> **The problem**: Every record must be repeated exactly, with no omission.

> **Material provided**:
◆ ◆ ◆ ◆ ◆ ◆ ◆

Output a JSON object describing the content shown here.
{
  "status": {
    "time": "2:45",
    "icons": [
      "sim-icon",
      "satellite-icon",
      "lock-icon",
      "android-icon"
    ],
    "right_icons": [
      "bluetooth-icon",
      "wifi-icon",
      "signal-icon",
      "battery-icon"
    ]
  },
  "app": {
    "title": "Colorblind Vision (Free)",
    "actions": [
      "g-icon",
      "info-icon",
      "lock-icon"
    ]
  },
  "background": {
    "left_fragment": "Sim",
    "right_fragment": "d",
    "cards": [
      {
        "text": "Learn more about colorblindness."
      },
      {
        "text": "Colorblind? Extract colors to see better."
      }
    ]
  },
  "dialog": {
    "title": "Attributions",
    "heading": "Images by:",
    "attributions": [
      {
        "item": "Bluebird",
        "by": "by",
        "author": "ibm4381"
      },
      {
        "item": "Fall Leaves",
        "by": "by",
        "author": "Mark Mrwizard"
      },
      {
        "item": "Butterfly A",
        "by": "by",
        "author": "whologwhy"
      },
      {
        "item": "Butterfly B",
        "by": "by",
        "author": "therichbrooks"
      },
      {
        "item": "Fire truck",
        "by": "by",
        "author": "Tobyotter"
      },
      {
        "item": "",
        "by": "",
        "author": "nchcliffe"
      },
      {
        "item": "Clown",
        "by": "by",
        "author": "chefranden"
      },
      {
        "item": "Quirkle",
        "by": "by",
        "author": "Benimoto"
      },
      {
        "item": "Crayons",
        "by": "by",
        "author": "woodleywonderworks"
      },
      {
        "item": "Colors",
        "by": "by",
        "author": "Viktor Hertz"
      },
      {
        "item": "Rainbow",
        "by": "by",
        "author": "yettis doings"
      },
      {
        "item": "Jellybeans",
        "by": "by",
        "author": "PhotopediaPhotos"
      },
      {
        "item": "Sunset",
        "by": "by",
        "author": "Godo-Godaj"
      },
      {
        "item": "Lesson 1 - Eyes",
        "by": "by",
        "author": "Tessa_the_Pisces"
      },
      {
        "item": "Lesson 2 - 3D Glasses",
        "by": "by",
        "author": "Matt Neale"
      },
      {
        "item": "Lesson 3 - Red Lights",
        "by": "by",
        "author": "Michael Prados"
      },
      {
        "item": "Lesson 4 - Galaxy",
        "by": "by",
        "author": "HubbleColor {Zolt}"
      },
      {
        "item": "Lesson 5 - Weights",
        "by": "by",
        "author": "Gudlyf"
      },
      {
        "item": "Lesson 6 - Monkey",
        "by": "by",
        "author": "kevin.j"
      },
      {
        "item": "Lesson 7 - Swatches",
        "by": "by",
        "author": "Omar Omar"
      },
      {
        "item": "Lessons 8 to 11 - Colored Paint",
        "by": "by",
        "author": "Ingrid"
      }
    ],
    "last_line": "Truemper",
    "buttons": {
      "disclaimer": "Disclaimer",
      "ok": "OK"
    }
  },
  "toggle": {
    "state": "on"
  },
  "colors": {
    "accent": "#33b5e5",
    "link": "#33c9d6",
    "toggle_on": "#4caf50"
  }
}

◆ ◆ ◆ ◆ ◆ ◆ ◆

> **The result**:
Output a JSON object describing the content shown here.
{
  "status": {
    "time": "2:45",
    "icons": [
      "sim-icon",
      "satellite-icon",
      "lock-icon",
      "android-icon"
    ],
    "right_icons": [
      "bluetooth-icon",
      "wifi-icon",
      "signal-icon",
      "battery-icon"
    ]
  },
  "app": {
    "title": "Colorblind Vision (Free)",
    "actions": [
      "g-icon",
      "info-icon",
      "lock-icon"
    ]
  },
  "background": {
    "left_fragment": "Sim",
    "right_fragment": "d",
    "cards": [
      {
        "text": "Learn more about colorblindness."
      },
      {
        "text": "Colorblind? Extract colors to see better."
      }
    ]
  },
  "dialog": {
    "title": "Attributions",
    "heading": "Images by:",
    "attributions": [
      {
        "item": "Bluebird",
        "by": "by",
        "author": "ibm4381"
      },
      {
        "item": "Fall Leaves",
        "by": "by",
        "author": "Mark Mrwizard"
      },
      {
        "item": "Butterfly A",
        "by": "by",
        "author": "whologwhy"
      },
      {
        "item": "Butterfly B",
        "by": "by",
        "author": "therichbrooks"
      },
      {
        "item": "Fire truck",
        "by": "by",
        "author": "Tobyotter"
      },
      {
        "item": "",
        "by": "",
        "author": "nchcliffe"
      },
      {
        "item": "Clown",
        "by": "by",
        "author": "chefranden"
      },
      {
        "item": "Quirkle",
        "by": "by",
        "author": "Benimoto"
      },
      {
        "item": "Crayons",
        "by": "by",
        "author": "woodleywonderworks"
      },
      {
        "item": "Colors",
        "by": "by",
        "author": "Viktor Hertz"
      },
      {
        "item": "Rainbow",
        "by": "by",
        "author": "yettis doings"
      },
      {
        "item": "Jellybeans",
        "by": "by",
        "author": "PhotopediaPhotos"
      },
      {
        "item": "Sunset",
        "by": "by",
        "author": "Godo-Godaj"
      },
      {
        "item": "Lesson 1 - Eyes",
        "by": "by",
        "author": "Tessa_the_Pisces"
      },
      {
        "item": "Lesson 2 - 3D Glasses",
        "by": "by",
        "author": "Matt Neale"
      },
      {
        "item": "Lesson 3 - Red Lights",
        "by": "by",
        "author": "Michael Prados"
      },
      {
        "item": "Lesson 4 - Galaxy",
        "by": "by",
        "author": "HubbleColor {Zolt}"
      },
      {
        "item": "Lesson 5 - Weights",
        "by": "by",
        "author": "Gudlyf"
      },
      {
        "item": "Lesson 6 - Monkey",
        "by": "by",
        "author": "kevin.j"
      },
      {
        "item": "Lesson 7 - Swatches",
        "by": "by",
        "author": "Omar Omar"
      },
      {
        "item": "Lessons 8 to 11 - Colored Paint",
        "by": "by",
        "author": "Ingrid"
      }
    ],
    "last_line": "Truemper",
    "buttons": {
      "disclaimer": "Disclaimer",
      "ok": "OK"
    }
  },
  "toggle": {
    "state": "on"
  },
  "colors": {
    "accent": "#33b5e5",
    "link": "#33c9d6",
    "toggle_on": "#4caf50"
  }
}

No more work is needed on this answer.